Everything from the line containing "Output a JSON" to the final line of the records below should be given again exactly, and nothing else.

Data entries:
- - - - - - -

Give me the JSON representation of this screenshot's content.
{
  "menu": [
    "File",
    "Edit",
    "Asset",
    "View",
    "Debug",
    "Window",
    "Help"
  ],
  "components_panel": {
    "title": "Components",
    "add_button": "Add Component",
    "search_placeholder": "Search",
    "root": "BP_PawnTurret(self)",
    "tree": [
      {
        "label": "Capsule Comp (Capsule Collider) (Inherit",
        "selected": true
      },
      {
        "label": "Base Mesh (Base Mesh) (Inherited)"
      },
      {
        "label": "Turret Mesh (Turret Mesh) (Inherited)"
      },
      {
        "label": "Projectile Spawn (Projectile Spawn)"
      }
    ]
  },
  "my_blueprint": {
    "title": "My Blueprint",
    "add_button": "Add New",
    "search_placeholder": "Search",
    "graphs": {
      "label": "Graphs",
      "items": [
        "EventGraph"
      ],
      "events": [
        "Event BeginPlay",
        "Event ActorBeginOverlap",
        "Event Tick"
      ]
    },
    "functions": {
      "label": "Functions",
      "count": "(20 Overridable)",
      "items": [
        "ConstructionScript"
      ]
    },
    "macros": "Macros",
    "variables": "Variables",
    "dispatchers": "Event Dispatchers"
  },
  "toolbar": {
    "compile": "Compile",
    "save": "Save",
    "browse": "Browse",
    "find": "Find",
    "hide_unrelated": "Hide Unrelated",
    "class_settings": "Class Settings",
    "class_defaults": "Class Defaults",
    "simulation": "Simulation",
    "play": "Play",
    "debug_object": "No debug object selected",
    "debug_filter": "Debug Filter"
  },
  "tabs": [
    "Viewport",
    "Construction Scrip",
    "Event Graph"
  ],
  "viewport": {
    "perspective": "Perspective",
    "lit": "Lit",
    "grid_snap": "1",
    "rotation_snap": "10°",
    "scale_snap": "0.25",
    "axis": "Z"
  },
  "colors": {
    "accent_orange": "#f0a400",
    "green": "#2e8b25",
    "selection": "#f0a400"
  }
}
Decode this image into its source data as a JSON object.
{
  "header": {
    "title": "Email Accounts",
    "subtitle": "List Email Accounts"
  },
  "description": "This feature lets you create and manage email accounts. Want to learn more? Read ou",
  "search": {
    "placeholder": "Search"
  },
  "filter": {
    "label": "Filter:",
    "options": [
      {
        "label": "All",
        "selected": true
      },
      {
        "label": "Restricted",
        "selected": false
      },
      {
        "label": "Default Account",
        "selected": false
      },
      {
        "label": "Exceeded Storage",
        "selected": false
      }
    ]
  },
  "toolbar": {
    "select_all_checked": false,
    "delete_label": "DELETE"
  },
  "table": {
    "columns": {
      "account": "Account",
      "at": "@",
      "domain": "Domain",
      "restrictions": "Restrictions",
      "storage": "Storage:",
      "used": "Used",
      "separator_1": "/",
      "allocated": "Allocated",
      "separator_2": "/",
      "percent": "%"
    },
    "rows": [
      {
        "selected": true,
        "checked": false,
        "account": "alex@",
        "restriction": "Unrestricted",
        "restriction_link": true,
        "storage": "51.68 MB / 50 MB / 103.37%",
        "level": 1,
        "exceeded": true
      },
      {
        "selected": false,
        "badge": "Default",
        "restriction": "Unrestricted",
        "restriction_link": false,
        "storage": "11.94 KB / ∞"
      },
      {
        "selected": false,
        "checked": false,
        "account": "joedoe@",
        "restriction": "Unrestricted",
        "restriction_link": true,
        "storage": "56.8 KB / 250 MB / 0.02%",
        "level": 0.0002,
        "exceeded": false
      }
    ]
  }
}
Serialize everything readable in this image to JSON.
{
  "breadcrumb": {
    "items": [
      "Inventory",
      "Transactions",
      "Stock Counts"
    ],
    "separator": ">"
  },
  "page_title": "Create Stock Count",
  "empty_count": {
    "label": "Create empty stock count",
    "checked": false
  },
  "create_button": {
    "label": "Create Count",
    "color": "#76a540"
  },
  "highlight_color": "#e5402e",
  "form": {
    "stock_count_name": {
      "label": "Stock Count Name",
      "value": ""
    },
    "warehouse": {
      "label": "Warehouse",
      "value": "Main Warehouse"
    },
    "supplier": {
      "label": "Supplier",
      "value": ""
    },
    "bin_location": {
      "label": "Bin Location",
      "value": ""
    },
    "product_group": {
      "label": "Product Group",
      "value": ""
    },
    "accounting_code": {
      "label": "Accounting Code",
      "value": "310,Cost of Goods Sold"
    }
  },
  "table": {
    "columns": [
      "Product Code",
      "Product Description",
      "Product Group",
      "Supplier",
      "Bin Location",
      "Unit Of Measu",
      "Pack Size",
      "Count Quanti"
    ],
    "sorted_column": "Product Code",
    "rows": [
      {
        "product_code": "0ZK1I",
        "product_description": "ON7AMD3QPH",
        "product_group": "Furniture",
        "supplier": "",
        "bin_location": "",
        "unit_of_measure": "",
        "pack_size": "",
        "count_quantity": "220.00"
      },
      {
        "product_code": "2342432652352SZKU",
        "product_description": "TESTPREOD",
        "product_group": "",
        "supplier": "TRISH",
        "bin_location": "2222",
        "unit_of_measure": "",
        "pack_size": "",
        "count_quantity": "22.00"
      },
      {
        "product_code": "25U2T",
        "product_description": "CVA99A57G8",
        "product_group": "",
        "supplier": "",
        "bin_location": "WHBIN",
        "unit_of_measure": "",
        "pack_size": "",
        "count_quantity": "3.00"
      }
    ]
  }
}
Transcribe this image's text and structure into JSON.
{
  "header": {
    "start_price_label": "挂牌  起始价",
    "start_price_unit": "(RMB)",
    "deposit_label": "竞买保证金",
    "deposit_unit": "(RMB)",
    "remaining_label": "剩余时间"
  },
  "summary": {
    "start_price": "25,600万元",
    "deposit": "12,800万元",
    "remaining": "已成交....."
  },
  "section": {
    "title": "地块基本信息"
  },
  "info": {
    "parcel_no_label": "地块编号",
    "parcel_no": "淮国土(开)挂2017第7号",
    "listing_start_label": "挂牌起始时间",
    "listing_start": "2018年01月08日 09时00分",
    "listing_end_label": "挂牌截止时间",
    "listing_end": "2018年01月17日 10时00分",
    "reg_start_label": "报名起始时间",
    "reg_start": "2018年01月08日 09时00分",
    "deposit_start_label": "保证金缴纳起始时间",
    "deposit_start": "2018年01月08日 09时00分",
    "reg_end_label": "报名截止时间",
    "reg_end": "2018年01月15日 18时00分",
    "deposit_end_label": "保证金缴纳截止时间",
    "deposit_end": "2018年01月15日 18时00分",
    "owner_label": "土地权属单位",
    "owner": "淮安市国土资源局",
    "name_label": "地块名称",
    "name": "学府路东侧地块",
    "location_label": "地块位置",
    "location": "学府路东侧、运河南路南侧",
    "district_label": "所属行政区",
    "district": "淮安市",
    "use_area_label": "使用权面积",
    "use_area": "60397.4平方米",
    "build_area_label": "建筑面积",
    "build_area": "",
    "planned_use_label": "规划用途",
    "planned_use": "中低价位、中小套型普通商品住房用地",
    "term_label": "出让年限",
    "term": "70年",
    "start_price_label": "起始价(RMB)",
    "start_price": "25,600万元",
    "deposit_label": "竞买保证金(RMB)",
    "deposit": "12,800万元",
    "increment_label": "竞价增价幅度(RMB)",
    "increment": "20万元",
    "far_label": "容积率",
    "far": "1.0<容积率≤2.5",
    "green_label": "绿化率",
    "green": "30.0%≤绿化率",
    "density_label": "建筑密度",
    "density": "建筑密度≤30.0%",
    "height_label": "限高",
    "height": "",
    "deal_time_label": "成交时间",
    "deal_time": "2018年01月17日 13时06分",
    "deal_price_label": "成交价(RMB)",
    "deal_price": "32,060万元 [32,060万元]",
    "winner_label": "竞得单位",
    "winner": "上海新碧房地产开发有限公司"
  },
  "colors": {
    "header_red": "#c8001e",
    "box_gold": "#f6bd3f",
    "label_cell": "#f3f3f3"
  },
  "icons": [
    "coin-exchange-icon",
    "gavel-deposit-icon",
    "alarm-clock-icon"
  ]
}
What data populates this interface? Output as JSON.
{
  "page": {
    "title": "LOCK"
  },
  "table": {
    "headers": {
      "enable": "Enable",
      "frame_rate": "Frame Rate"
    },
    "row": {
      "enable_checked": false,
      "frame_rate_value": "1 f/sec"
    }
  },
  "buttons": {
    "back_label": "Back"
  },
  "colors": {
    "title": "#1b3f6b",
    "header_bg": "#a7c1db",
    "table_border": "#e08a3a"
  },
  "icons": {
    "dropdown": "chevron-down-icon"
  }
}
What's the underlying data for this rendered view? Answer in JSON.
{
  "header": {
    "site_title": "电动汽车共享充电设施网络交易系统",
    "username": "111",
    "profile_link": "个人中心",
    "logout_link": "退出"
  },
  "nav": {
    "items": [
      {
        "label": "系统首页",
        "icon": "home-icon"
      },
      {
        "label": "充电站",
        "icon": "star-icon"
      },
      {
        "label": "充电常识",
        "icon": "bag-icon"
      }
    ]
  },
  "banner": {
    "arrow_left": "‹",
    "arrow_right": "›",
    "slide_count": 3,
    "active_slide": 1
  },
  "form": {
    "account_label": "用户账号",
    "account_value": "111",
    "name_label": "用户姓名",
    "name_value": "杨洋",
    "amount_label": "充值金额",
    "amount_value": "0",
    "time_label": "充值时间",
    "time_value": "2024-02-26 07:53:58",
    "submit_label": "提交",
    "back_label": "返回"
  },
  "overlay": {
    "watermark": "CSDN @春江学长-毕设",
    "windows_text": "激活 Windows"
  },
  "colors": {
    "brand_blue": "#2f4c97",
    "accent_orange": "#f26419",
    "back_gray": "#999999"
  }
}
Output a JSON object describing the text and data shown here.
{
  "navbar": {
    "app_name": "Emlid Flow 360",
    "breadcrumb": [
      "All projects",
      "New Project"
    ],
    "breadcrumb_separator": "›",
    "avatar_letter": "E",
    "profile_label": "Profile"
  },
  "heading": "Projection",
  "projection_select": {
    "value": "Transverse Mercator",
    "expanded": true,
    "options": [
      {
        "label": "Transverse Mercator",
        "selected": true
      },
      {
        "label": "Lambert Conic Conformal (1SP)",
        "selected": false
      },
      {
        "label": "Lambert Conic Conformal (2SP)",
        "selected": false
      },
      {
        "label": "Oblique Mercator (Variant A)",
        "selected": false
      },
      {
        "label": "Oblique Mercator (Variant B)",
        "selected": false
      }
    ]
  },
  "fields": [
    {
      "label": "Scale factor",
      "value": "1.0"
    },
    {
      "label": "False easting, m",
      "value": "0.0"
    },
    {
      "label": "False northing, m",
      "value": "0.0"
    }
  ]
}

- - - - - - -

▸ **Task output**
Output a JSON object describing the text and data shown here.
{
  "navbar": {
    "app_name": "Emlid Flow 360",
    "breadcrumb": [
      "All projects",
      "New Project"
    ],
    "breadcrumb_separator": "›",
    "avatar_letter": "E",
    "profile_label": "Profile"
  },
  "heading": "Projection",
  "projection_select": {
    "value": "Transverse Mercator",
    "expanded": true,
    "options": [
      {
        "label": "Transverse Mercator",
        "selected": true
      },
      {
        "label": "Lambert Conic Conformal (1SP)",
        "selected": false
      },
      {
        "label": "Lambert Conic Conformal (2SP)",
        "selected": false
      },
      {
        "label": "Oblique Mercator (Variant A)",
        "selected": false
      },
      {
        "label": "Oblique Mercator (Variant B)",
        "selected": false
      }
    ]
  },
  "fields": [
    {
      "label": "Scale factor",
      "value": "1.0"
    },
    {
      "label": "False easting, m",
      "value": "0.0"
    },
    {
      "label": "False northing, m",
      "value": "0.0"
    }
  ]
}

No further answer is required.